Extracted data entries
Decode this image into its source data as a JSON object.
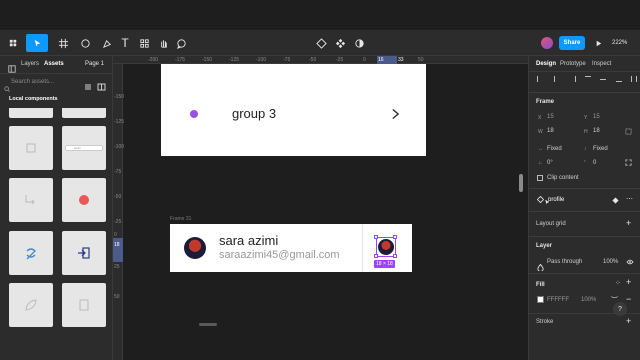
{
  "toolbar": {
    "share_label": "Share",
    "zoom": "222%"
  },
  "left_panel": {
    "tabs": [
      "Layers",
      "Assets"
    ],
    "page_label": "Page 1",
    "search_placeholder": "Search assets...",
    "section_title": "Local components",
    "thumb_pill_text": "Hello"
  },
  "canvas": {
    "ruler_h": [
      "-200",
      "-175",
      "-150",
      "-125",
      "-100",
      "-75",
      "-50",
      "-25",
      "0",
      "16",
      "33",
      "50"
    ],
    "ruler_v": [
      "-150",
      "-125",
      "-100",
      "-75",
      "-50",
      "-25",
      "0",
      "18",
      "25",
      "50"
    ],
    "group_card": {
      "title": "group 3"
    },
    "frame_label": "Frame 31",
    "profile_card": {
      "name": "sara azimi",
      "email": "saraazimi45@gmail.com",
      "selection_size": "18 × 18"
    }
  },
  "right_panel": {
    "tabs": [
      "Design",
      "Prototype",
      "Inspect"
    ],
    "frame_label": "Frame",
    "x_label": "X",
    "x_value": "15",
    "y_label": "Y",
    "y_value": "15",
    "w_label": "W",
    "w_value": "18",
    "h_label": "H",
    "h_value": "18",
    "fixed_w": "Fixed",
    "fixed_h": "Fixed",
    "rotation": "0°",
    "radius": "0",
    "clip_content": "Clip content",
    "component_name": "profile",
    "layout_grid": "Layout grid",
    "layer_label": "Layer",
    "blend_mode": "Pass through",
    "opacity": "100%",
    "fill_label": "Fill",
    "fill_hex": "FFFFFF",
    "fill_opacity": "100%",
    "stroke_label": "Stroke",
    "help": "?"
  },
  "colors": {
    "accent": "#0d99ff",
    "purple_dot": "#9b51e0",
    "selection": "#9747ff",
    "red_dot": "#eb5757"
  }
}
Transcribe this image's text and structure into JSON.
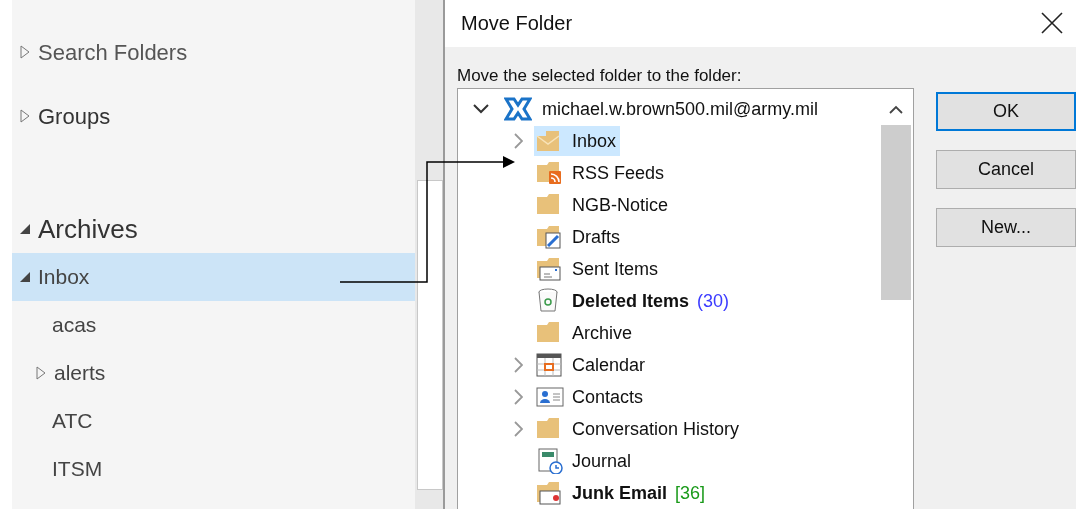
{
  "folder_pane": {
    "items": [
      {
        "kind": "section",
        "label": "Search Folders",
        "expanded": false,
        "selected": false
      },
      {
        "kind": "section",
        "label": "Groups",
        "expanded": false,
        "selected": false
      },
      {
        "kind": "archive",
        "label": "Archives",
        "expanded": true,
        "selected": false,
        "children": [
          {
            "label": "Inbox",
            "expanded": true,
            "selected": true,
            "children": [
              {
                "label": "acas",
                "selected": false
              },
              {
                "label": "alerts",
                "expanded": false,
                "selected": false
              },
              {
                "label": "ATC",
                "selected": false
              },
              {
                "label": "ITSM",
                "selected": false
              }
            ]
          }
        ]
      }
    ]
  },
  "dialog": {
    "title": "Move Folder",
    "prompt": "Move the selected folder to the folder:",
    "tree": {
      "label": "michael.w.brown500.mil@army.mil",
      "expanded": true,
      "selected": false,
      "children": [
        {
          "kind": "inbox",
          "label": "Inbox",
          "expanded": false,
          "selected": true
        },
        {
          "kind": "rss",
          "label": "RSS Feeds",
          "selected": false
        },
        {
          "kind": "folder",
          "label": "NGB-Notice",
          "selected": false
        },
        {
          "kind": "drafts",
          "label": "Drafts",
          "selected": false
        },
        {
          "kind": "sent",
          "label": "Sent Items",
          "selected": false
        },
        {
          "kind": "deleted",
          "label": "Deleted Items",
          "count": "(30)",
          "color": "#3b3bff",
          "selected": false
        },
        {
          "kind": "folder",
          "label": "Archive",
          "selected": false
        },
        {
          "kind": "calendar",
          "label": "Calendar",
          "expanded": false,
          "selected": false
        },
        {
          "kind": "contacts",
          "label": "Contacts",
          "expanded": false,
          "selected": false
        },
        {
          "kind": "folder",
          "label": "Conversation History",
          "expanded": false,
          "selected": false
        },
        {
          "kind": "journal",
          "label": "Journal",
          "selected": false
        },
        {
          "kind": "junk",
          "label": "Junk Email",
          "count": "[36]",
          "color": "#1a9a1a",
          "selected": false
        }
      ]
    },
    "buttons": [
      {
        "label": "OK",
        "default": true
      },
      {
        "label": "Cancel",
        "default": false
      },
      {
        "label": "New...",
        "default": false
      }
    ]
  }
}
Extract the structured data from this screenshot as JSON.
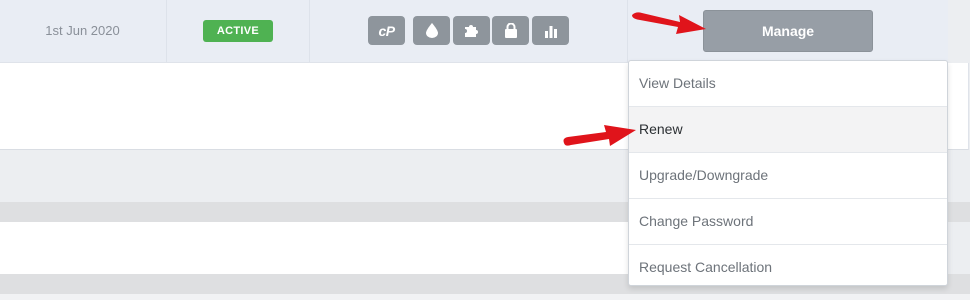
{
  "service_row": {
    "date": "1st Jun 2020",
    "status": "ACTIVE",
    "icons": [
      {
        "name": "cpanel-icon",
        "label": "cP"
      },
      {
        "name": "droplet-icon"
      },
      {
        "name": "puzzle-icon"
      },
      {
        "name": "lock-icon"
      },
      {
        "name": "bar-chart-icon"
      }
    ],
    "manage_label": "Manage"
  },
  "dropdown": {
    "items": [
      {
        "label": "View Details"
      },
      {
        "label": "Renew",
        "highlighted": true
      },
      {
        "label": "Upgrade/Downgrade"
      },
      {
        "label": "Change Password"
      },
      {
        "label": "Request Cancellation"
      }
    ]
  },
  "colors": {
    "status_green": "#4fb252",
    "icon_grey": "#8e959c",
    "manage_grey": "#979ea6",
    "arrow_red": "#e0141b",
    "row_bg": "#e9edf4"
  }
}
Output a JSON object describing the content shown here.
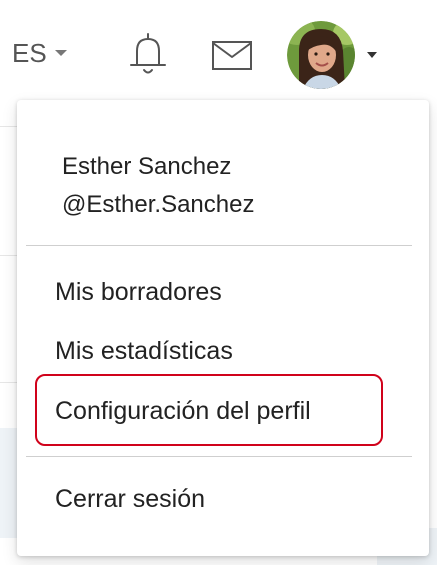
{
  "header": {
    "language": {
      "label": "ES",
      "icon": "chevron-down-icon"
    },
    "notifications_icon": "bell-icon",
    "messages_icon": "mail-icon",
    "avatar_icon": "user-avatar",
    "avatar_caret_icon": "caret-down-icon"
  },
  "user_menu": {
    "name": "Esther Sanchez",
    "handle": "@Esther.Sanchez",
    "items": [
      {
        "label": "Mis borradores"
      },
      {
        "label": "Mis estadísticas"
      },
      {
        "label": "Configuración del perfil",
        "highlighted": true
      },
      {
        "label": "Cerrar sesión"
      }
    ]
  },
  "colors": {
    "highlight_border": "#d0021b",
    "text": "#222222",
    "icon": "#555555"
  }
}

YOUR TASK: Go through the preceding material and copy each line that has the word "image".

SOLVED PROBLEM:
Decode this image into its source data as a JSON object.
Transcribe this image's text and structure into JSON.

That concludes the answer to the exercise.